**WORK TO DO:** Write out every entry exactly as it stands.

[Data excerpts]
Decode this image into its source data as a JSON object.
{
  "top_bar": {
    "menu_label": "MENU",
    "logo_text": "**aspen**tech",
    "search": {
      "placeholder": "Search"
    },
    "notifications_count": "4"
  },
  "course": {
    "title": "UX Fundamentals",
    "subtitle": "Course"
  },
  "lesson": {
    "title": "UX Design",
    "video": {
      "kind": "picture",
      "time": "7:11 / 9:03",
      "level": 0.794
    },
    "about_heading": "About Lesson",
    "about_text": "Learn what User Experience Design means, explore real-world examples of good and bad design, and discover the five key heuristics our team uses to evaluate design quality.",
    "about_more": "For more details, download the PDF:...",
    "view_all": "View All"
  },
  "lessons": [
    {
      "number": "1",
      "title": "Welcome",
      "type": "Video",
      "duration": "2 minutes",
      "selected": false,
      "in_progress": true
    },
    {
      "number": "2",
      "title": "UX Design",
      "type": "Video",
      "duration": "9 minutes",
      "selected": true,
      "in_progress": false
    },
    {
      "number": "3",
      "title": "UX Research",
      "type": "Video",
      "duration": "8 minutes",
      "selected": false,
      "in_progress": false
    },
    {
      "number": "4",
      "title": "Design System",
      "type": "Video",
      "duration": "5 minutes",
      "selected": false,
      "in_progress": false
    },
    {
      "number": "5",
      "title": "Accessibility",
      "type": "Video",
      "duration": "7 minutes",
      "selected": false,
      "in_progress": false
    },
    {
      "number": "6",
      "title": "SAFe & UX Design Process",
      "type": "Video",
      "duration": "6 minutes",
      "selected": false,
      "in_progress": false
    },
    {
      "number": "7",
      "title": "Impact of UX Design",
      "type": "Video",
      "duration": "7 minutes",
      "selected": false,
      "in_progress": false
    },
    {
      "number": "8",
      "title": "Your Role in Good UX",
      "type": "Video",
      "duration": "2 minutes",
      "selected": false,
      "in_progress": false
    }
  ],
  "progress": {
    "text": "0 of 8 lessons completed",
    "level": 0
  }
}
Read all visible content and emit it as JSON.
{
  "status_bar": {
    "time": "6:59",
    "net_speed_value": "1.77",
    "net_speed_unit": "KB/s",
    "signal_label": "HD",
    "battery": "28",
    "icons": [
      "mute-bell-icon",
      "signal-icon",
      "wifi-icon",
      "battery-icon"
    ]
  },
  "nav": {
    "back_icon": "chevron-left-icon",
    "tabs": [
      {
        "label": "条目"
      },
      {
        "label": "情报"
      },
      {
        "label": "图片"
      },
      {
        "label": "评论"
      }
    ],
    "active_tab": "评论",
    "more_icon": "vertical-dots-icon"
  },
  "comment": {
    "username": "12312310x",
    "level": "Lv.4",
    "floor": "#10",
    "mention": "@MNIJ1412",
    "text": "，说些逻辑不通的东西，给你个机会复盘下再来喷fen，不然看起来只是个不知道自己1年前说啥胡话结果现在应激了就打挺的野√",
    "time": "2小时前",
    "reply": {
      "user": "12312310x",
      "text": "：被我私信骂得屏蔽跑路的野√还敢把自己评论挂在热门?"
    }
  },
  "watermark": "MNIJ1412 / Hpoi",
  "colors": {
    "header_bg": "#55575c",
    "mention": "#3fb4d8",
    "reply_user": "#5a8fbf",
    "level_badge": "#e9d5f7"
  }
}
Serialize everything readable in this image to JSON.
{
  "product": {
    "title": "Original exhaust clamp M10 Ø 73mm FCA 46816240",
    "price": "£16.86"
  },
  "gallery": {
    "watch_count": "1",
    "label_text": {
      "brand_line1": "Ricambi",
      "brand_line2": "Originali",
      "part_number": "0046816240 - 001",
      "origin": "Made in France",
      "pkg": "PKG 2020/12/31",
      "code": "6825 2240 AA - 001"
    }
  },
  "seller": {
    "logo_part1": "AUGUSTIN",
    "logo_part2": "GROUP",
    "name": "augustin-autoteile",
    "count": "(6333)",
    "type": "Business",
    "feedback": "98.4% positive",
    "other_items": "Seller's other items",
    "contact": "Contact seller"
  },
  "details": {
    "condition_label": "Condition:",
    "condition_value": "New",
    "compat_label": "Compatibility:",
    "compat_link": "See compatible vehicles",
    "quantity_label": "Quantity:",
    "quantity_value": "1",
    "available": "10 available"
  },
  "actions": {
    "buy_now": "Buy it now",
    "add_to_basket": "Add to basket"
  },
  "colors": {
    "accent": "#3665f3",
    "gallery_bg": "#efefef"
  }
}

**RESULT OF THIS EXERCISE:**
Decode this image into its source data as a JSON object.
{
  "top_bar": {
    "menu_label": "MENU",
    "logo_text": "**aspen**tech",
    "search": {
      "placeholder": "Search"
    },
    "notifications_count": "4"
  },
  "course": {
    "title": "UX Fundamentals",
    "subtitle": "Course"
  },
  "lesson": {
    "title": "UX Design",
    "video": {
      "kind": "picture",
      "time": "7:11 / 9:03",
      "level": 0.794
    },
    "about_heading": "About Lesson",
    "about_text": "Learn what User Experience Design means, explore real-world examples of good and bad design, and discover the five key heuristics our team uses to evaluate design quality.",
    "about_more": "For more details, download the PDF:...",
    "view_all": "View All"
  },
  "lessons": [
    {
      "number": "1",
      "title": "Welcome",
      "type": "Video",
      "duration": "2 minutes",
      "selected": false,
      "in_progress": true
    },
    {
      "number": "2",
      "title": "UX Design",
      "type": "Video",
      "duration": "9 minutes",
      "selected": true,
      "in_progress": false
    },
    {
      "number": "3",
      "title": "UX Research",
      "type": "Video",
      "duration": "8 minutes",
      "selected": false,
      "in_progress": false
    },
    {
      "number": "4",
      "title": "Design System",
      "type": "Video",
      "duration": "5 minutes",
      "selected": false,
      "in_progress": false
    },
    {
      "number": "5",
      "title": "Accessibility",
      "type": "Video",
      "duration": "7 minutes",
      "selected": false,
      "in_progress": false
    },
    {
      "number": "6",
      "title": "SAFe & UX Design Process",
      "type": "Video",
      "duration": "6 minutes",
      "selected": false,
      "in_progress": false
    },
    {
      "number": "7",
      "title": "Impact of UX Design",
      "type": "Video",
      "duration": "7 minutes",
      "selected": false,
      "in_progress": false
    },
    {
      "number": "8",
      "title": "Your Role in Good UX",
      "type": "Video",
      "duration": "2 minutes",
      "selected": false,
      "in_progress": false
    }
  ],
  "progress": {
    "text": "0 of 8 lessons completed",
    "level": 0
  }
}
Read all visible content and emit it as JSON.
{
  "status_bar": {
    "time": "6:59",
    "net_speed_value": "1.77",
    "net_speed_unit": "KB/s",
    "signal_label": "HD",
    "battery": "28",
    "icons": [
      "mute-bell-icon",
      "signal-icon",
      "wifi-icon",
      "battery-icon"
    ]
  },
  "nav": {
    "back_icon": "chevron-left-icon",
    "tabs": [
      {
        "label": "条目"
      },
      {
        "label": "情报"
      },
      {
        "label": "图片"
      },
      {
        "label": "评论"
      }
    ],
    "active_tab": "评论",
    "more_icon": "vertical-dots-icon"
  },
  "comment": {
    "username": "12312310x",
    "level": "Lv.4",
    "floor": "#10",
    "mention": "@MNIJ1412",
    "text": "，说些逻辑不通的东西，给你个机会复盘下再来喷fen，不然看起来只是个不知道自己1年前说啥胡话结果现在应激了就打挺的野√",
    "time": "2小时前",
    "reply": {
      "user": "12312310x",
      "text": "：被我私信骂得屏蔽跑路的野√还敢把自己评论挂在热门?"
    }
  },
  "watermark": "MNIJ1412 / Hpoi",
  "colors": {
    "header_bg": "#55575c",
    "mention": "#3fb4d8",
    "reply_user": "#5a8fbf",
    "level_badge": "#e9d5f7"
  }
}
Serialize everything readable in this image to JSON.
{
  "product": {
    "title": "Original exhaust clamp M10 Ø 73mm FCA 46816240",
    "price": "£16.86"
  },
  "gallery": {
    "watch_count": "1",
    "label_text": {
      "brand_line1": "Ricambi",
      "brand_line2": "Originali",
      "part_number": "0046816240 - 001",
      "origin": "Made in France",
      "pkg": "PKG 2020/12/31",
      "code": "6825 2240 AA - 001"
    }
  },
  "seller": {
    "logo_part1": "AUGUSTIN",
    "logo_part2": "GROUP",
    "name": "augustin-autoteile",
    "count": "(6333)",
    "type": "Business",
    "feedback": "98.4% positive",
    "other_items": "Seller's other items",
    "contact": "Contact seller"
  },
  "details": {
    "condition_label": "Condition:",
    "condition_value": "New",
    "compat_label": "Compatibility:",
    "compat_link": "See compatible vehicles",
    "quantity_label": "Quantity:",
    "quantity_value": "1",
    "available": "10 available"
  },
  "actions": {
    "buy_now": "Buy it now",
    "add_to_basket": "Add to basket"
  },
  "colors": {
    "accent": "#3665f3",
    "gallery_bg": "#efefef"
  }
}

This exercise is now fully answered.